**Data in this exercise**
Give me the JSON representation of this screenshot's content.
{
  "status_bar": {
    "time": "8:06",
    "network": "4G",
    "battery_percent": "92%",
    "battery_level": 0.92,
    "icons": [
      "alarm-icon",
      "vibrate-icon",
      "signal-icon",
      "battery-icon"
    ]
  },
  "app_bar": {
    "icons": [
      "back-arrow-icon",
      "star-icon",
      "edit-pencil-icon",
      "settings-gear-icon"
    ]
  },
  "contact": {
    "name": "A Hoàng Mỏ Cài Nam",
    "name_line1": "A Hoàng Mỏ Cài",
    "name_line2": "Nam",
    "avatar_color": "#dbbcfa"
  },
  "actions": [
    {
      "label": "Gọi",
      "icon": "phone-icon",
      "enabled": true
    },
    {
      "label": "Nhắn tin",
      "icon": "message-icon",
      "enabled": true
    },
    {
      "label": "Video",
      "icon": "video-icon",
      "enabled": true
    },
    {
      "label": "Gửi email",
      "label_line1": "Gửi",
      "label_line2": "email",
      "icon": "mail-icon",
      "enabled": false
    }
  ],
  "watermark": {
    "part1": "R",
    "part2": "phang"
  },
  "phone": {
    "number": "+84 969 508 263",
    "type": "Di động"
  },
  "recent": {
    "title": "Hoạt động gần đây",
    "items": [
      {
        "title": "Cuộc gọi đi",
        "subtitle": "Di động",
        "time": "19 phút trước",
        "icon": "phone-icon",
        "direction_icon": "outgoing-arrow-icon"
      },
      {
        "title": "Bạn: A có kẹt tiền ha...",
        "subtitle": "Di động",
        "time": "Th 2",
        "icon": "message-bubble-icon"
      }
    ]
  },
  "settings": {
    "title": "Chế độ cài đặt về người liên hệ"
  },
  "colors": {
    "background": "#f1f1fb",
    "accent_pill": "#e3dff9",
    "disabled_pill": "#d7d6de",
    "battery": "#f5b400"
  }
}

**Aim**
Type out the material again exactly as presented.

**Result for this task**
Give me the JSON representation of this screenshot's content.
{
  "status_bar": {
    "time": "8:06",
    "network": "4G",
    "battery_percent": "92%",
    "battery_level": 0.92,
    "icons": [
      "alarm-icon",
      "vibrate-icon",
      "signal-icon",
      "battery-icon"
    ]
  },
  "app_bar": {
    "icons": [
      "back-arrow-icon",
      "star-icon",
      "edit-pencil-icon",
      "settings-gear-icon"
    ]
  },
  "contact": {
    "name": "A Hoàng Mỏ Cài Nam",
    "name_line1": "A Hoàng Mỏ Cài",
    "name_line2": "Nam",
    "avatar_color": "#dbbcfa"
  },
  "actions": [
    {
      "label": "Gọi",
      "icon": "phone-icon",
      "enabled": true
    },
    {
      "label": "Nhắn tin",
      "icon": "message-icon",
      "enabled": true
    },
    {
      "label": "Video",
      "icon": "video-icon",
      "enabled": true
    },
    {
      "label": "Gửi email",
      "label_line1": "Gửi",
      "label_line2": "email",
      "icon": "mail-icon",
      "enabled": false
    }
  ],
  "watermark": {
    "part1": "R",
    "part2": "phang"
  },
  "phone": {
    "number": "+84 969 508 263",
    "type": "Di động"
  },
  "recent": {
    "title": "Hoạt động gần đây",
    "items": [
      {
        "title": "Cuộc gọi đi",
        "subtitle": "Di động",
        "time": "19 phút trước",
        "icon": "phone-icon",
        "direction_icon": "outgoing-arrow-icon"
      },
      {
        "title": "Bạn: A có kẹt tiền ha...",
        "subtitle": "Di động",
        "time": "Th 2",
        "icon": "message-bubble-icon"
      }
    ]
  },
  "settings": {
    "title": "Chế độ cài đặt về người liên hệ"
  },
  "colors": {
    "background": "#f1f1fb",
    "accent_pill": "#e3dff9",
    "disabled_pill": "#d7d6de",
    "battery": "#f5b400"
  }
}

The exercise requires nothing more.